What needs to be done:
Show all lines containing "Temp" from the data below.

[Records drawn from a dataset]
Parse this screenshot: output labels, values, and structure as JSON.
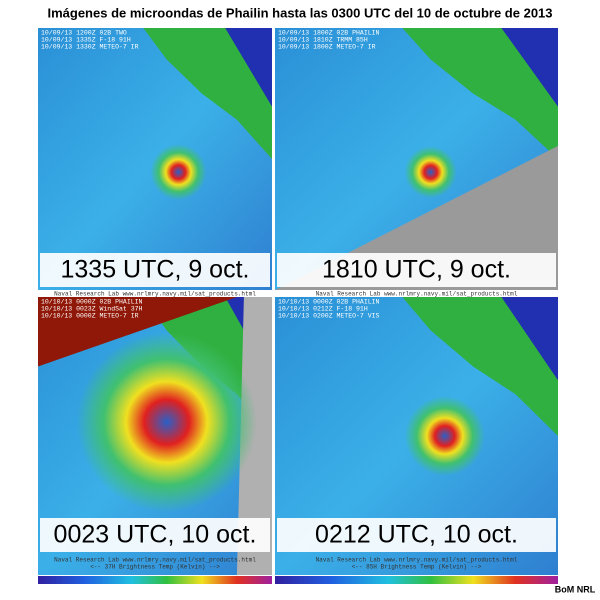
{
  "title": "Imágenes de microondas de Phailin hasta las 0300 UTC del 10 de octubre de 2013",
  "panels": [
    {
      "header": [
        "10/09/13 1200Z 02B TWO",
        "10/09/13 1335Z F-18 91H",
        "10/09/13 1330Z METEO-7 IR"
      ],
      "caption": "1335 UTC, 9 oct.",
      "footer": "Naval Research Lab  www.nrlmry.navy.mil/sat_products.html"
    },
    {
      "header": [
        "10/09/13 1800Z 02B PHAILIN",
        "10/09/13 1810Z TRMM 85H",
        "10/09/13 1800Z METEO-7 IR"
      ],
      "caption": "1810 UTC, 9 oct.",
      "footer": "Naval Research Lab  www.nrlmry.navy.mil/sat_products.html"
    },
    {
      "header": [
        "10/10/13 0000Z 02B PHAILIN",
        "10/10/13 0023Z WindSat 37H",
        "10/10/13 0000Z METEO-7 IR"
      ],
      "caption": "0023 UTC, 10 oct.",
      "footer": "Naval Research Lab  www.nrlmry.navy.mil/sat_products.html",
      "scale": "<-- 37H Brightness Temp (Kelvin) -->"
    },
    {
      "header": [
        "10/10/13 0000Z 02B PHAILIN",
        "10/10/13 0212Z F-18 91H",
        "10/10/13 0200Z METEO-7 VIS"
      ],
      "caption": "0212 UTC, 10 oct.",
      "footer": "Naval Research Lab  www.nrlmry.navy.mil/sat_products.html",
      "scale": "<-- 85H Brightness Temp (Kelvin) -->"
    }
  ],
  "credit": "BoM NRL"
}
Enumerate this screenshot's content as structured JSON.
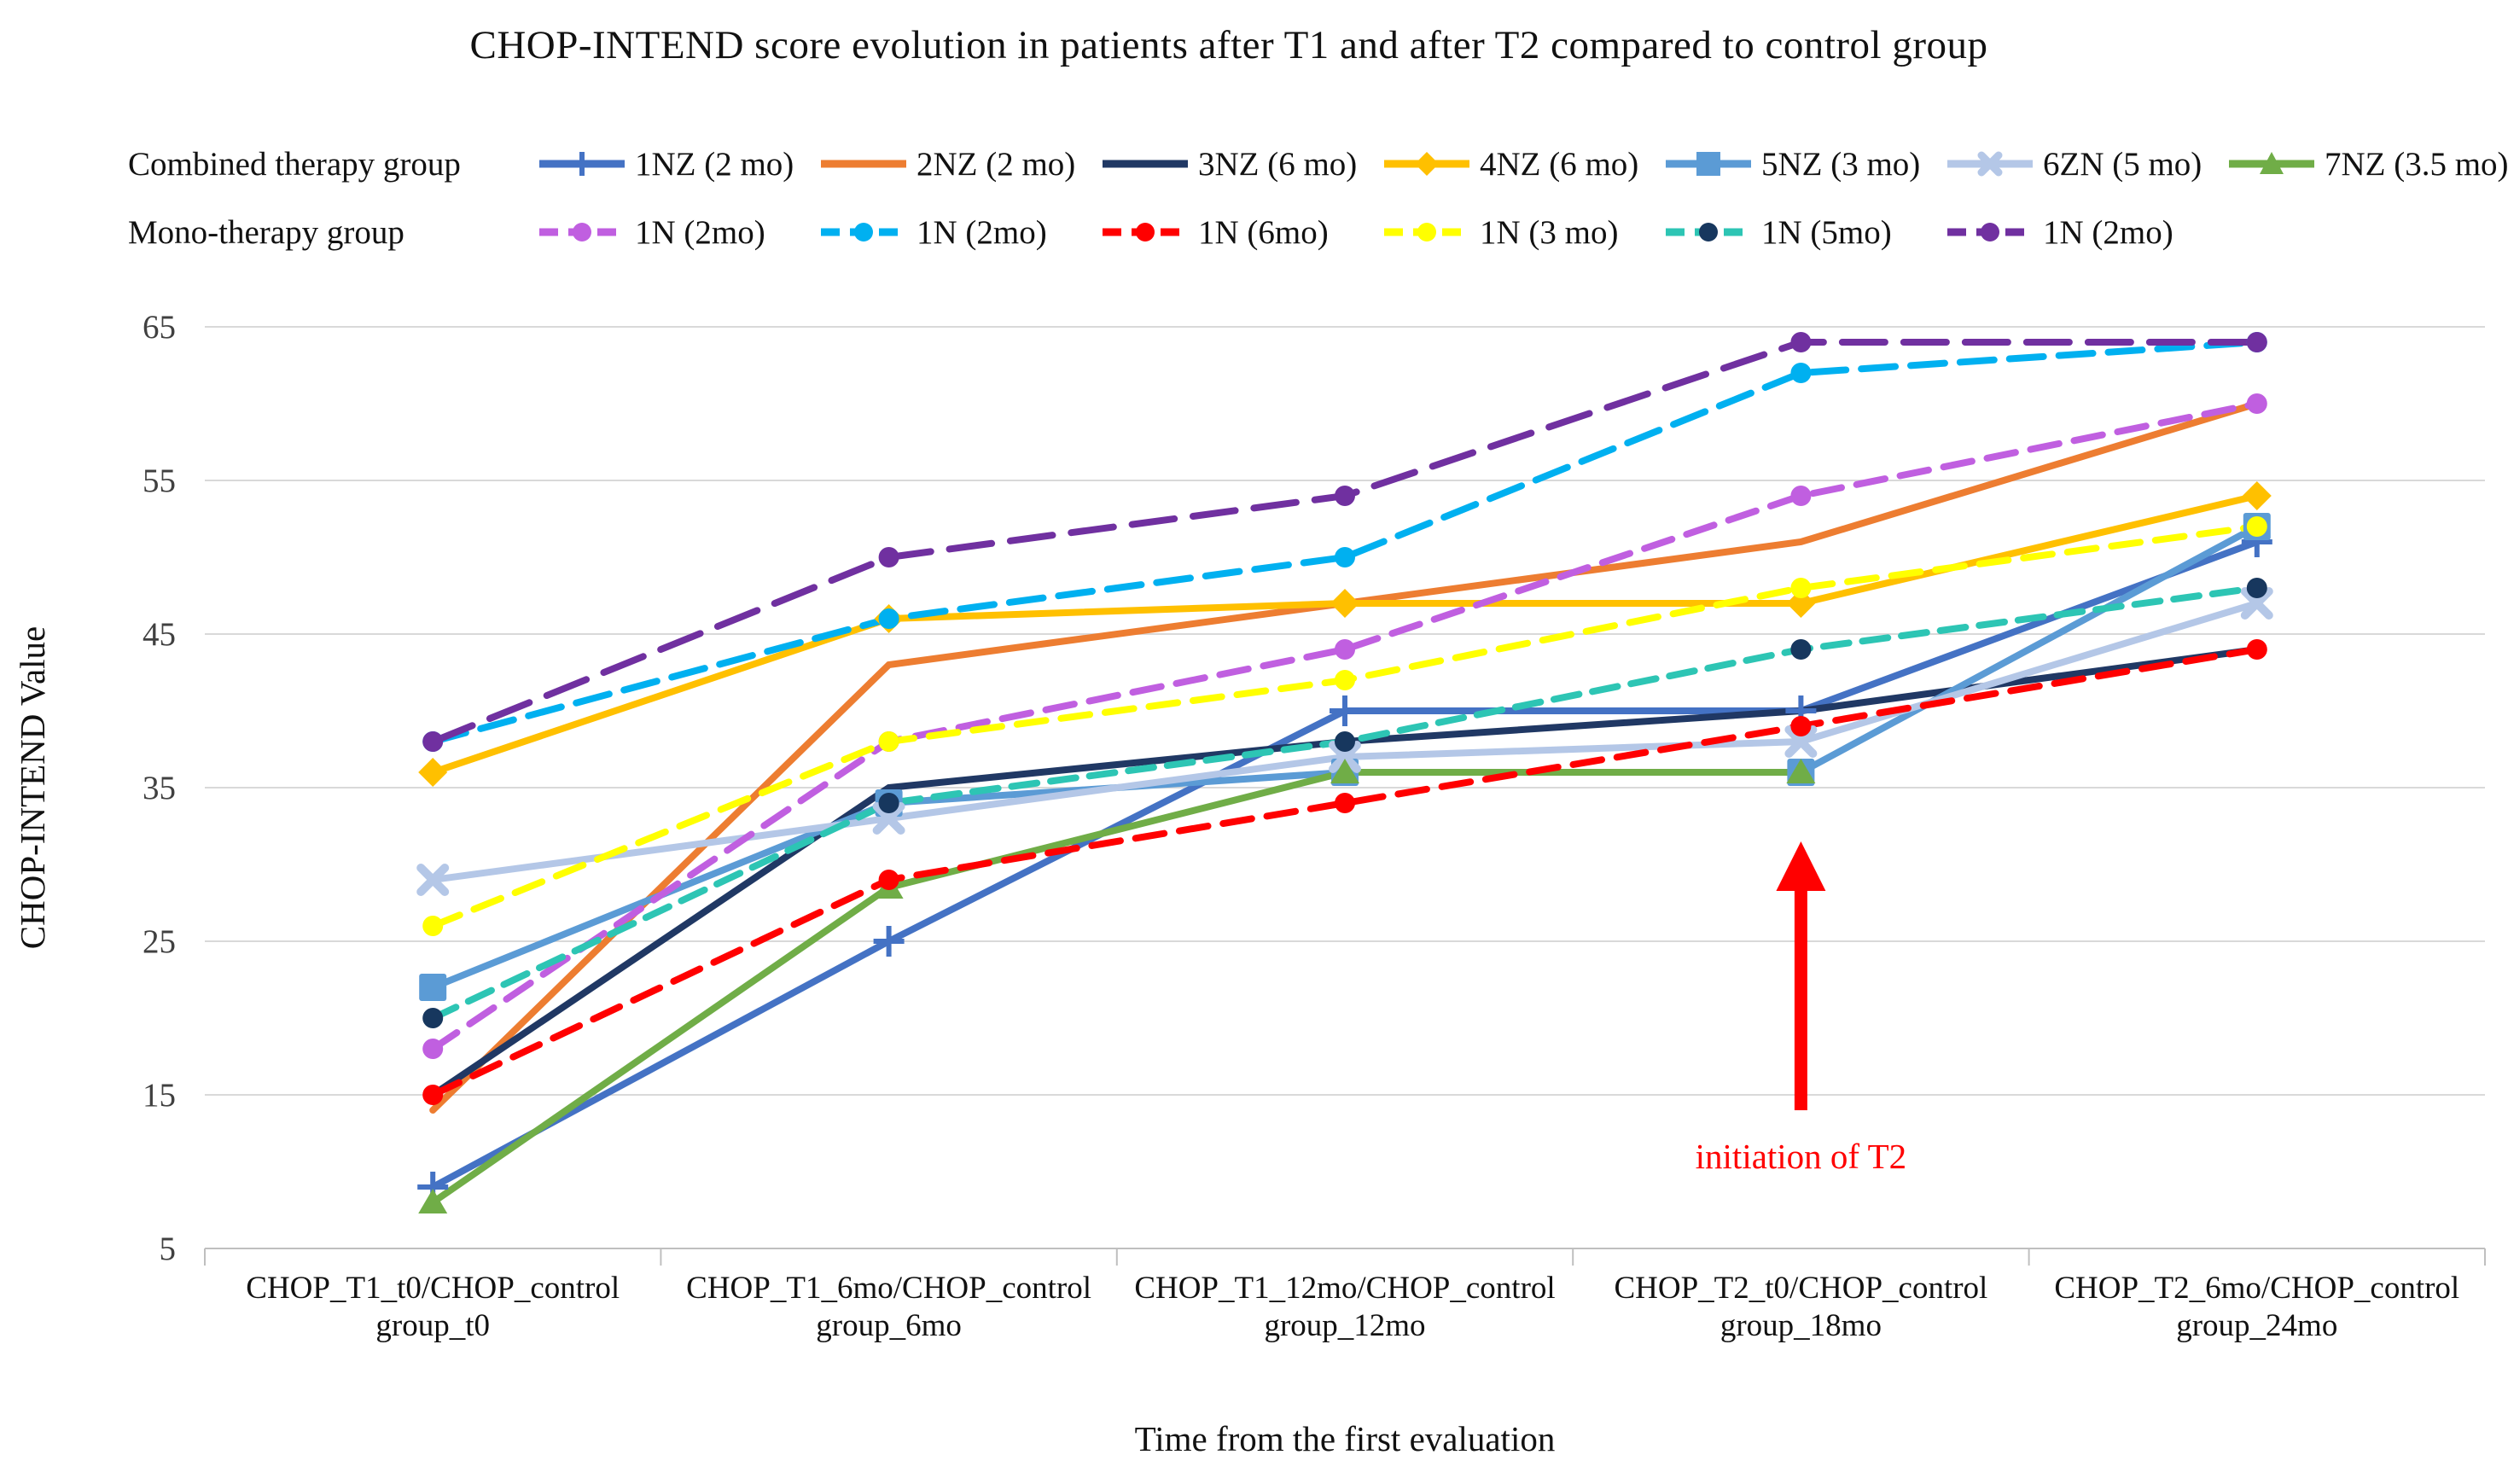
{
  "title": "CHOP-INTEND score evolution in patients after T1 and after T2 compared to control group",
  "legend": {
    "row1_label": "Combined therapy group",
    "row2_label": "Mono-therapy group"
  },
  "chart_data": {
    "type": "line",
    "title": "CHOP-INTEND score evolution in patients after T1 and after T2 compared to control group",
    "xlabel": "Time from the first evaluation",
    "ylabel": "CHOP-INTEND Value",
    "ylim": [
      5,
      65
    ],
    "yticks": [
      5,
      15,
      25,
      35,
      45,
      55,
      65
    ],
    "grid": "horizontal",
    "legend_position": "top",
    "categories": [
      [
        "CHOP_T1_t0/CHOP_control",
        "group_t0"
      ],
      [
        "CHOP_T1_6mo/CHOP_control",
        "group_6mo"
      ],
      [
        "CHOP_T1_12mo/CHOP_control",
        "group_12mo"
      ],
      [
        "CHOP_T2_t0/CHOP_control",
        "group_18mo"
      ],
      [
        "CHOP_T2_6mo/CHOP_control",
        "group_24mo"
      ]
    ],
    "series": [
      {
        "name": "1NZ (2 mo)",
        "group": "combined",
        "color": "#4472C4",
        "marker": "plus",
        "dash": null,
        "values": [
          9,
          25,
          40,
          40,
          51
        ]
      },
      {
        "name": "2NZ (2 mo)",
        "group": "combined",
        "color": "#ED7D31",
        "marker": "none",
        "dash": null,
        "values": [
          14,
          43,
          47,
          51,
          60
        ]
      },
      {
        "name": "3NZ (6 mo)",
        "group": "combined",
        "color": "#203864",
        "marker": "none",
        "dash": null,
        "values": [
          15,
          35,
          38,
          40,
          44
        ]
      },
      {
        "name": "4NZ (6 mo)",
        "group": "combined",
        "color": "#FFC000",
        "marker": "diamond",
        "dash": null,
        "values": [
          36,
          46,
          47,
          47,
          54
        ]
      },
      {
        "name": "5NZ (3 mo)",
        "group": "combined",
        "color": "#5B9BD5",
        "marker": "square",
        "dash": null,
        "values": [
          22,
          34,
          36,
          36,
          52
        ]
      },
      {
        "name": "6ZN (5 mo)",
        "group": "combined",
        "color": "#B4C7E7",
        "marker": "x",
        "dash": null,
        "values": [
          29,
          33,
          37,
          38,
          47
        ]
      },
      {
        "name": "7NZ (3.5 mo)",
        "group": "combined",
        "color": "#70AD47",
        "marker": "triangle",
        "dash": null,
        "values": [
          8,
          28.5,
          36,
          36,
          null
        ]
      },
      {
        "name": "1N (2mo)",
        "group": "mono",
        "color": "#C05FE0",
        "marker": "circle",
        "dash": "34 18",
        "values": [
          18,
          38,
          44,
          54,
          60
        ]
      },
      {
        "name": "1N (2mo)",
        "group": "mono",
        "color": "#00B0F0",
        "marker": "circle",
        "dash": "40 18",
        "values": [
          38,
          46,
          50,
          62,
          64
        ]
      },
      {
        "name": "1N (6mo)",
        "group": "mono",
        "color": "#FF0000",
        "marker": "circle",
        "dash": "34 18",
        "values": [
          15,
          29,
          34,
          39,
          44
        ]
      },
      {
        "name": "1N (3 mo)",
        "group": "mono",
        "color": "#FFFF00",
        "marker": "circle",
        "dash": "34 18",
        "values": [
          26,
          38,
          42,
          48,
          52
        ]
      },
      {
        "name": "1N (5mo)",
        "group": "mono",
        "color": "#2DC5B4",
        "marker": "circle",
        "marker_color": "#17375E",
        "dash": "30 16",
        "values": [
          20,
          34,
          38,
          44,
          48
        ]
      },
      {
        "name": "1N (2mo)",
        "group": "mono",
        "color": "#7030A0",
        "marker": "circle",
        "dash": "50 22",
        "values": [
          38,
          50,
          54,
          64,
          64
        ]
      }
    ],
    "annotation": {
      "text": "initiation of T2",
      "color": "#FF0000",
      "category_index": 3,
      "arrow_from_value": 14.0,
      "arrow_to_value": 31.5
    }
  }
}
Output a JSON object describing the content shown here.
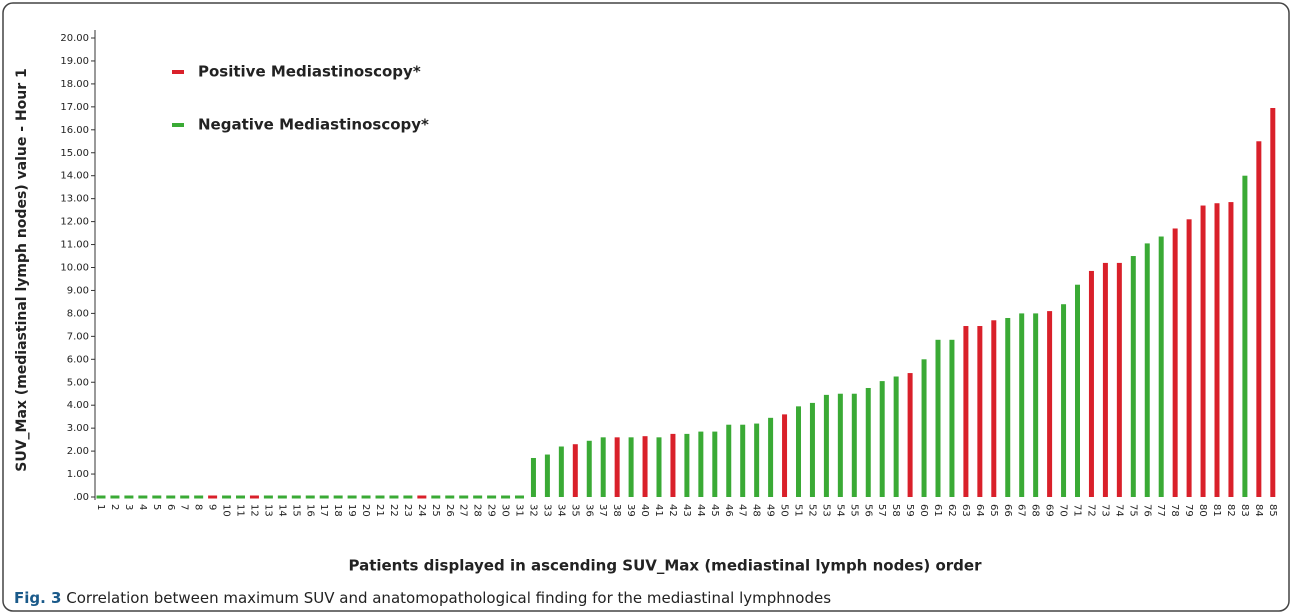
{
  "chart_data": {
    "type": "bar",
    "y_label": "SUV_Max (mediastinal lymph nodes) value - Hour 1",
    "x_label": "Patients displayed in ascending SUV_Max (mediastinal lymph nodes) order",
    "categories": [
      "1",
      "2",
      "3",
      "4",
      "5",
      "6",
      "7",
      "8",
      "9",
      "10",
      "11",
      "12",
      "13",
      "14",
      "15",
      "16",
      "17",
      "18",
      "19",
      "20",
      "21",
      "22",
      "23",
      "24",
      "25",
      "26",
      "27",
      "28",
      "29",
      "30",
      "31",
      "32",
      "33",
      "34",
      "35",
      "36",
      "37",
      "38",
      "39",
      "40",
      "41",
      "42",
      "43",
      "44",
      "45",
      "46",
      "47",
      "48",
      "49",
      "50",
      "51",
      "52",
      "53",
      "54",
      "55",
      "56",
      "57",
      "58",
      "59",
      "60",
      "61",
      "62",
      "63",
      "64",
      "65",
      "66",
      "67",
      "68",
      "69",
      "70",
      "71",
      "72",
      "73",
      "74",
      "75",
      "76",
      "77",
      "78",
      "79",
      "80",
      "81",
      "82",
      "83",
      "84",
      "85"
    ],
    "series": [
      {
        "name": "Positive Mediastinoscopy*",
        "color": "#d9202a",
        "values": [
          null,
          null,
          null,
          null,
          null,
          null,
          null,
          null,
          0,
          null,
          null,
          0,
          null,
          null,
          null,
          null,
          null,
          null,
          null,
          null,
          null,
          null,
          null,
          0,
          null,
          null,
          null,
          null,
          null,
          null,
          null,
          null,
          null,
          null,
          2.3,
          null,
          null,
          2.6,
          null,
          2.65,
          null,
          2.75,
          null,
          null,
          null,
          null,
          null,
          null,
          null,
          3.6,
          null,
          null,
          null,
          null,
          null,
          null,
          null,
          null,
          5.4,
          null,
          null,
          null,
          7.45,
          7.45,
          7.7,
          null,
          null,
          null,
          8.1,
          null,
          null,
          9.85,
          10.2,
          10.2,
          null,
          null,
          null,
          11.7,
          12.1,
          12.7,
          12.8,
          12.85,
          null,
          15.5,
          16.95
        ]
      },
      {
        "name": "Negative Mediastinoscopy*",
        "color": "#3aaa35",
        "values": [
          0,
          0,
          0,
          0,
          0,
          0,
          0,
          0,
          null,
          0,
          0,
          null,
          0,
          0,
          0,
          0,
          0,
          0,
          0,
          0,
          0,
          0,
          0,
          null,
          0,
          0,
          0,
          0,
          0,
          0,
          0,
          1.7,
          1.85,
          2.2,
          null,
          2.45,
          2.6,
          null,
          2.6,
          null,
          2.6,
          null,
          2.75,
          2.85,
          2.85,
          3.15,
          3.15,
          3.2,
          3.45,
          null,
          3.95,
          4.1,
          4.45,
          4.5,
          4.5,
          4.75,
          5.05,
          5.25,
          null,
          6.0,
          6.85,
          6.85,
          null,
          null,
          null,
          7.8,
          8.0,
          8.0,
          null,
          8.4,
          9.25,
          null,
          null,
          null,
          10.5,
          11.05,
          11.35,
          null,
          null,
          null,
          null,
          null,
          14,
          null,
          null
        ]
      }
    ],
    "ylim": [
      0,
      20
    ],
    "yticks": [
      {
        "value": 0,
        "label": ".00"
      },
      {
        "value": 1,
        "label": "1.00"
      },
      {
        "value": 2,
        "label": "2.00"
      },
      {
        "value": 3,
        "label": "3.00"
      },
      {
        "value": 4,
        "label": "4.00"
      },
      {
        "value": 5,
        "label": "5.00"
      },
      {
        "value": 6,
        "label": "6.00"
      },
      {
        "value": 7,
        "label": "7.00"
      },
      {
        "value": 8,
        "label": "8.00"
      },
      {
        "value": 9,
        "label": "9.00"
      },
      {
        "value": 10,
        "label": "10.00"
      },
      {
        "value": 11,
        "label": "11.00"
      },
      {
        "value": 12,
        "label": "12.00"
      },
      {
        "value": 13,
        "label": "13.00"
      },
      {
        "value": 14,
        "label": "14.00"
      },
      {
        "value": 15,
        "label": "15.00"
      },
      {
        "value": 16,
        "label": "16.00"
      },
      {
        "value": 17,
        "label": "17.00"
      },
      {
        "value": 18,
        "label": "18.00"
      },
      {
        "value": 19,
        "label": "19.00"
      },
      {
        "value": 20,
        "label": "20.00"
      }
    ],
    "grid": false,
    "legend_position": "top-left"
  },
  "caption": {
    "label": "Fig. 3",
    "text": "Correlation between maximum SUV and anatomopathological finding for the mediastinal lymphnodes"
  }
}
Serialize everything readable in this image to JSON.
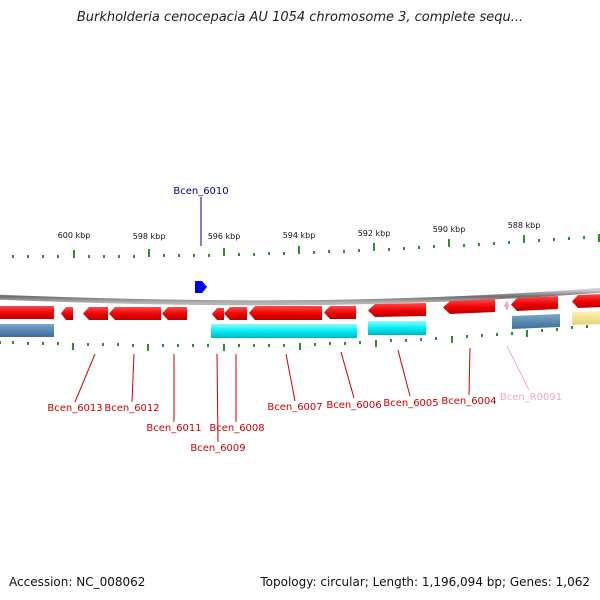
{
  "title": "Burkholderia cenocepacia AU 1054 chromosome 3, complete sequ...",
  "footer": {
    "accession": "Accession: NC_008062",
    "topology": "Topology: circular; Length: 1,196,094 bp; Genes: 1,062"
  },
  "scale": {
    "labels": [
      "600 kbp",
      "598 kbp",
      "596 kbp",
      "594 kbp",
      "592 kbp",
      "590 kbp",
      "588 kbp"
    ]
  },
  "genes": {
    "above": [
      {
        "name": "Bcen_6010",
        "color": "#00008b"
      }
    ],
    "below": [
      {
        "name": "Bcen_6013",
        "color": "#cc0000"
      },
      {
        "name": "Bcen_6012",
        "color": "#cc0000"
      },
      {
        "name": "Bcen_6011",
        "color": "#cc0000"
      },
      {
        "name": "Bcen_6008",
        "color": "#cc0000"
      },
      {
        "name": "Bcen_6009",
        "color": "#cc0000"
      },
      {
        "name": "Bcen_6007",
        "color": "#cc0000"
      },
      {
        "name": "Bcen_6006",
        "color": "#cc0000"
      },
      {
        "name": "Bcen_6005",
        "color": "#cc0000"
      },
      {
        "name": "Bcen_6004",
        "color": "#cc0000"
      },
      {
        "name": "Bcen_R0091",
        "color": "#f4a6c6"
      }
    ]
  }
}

Reply:
      "scale": "<-- 37H Brightness Temp (Kelvin) -->"
      "scale": "<-- 85H Brightness Temp (Kelvin) -->"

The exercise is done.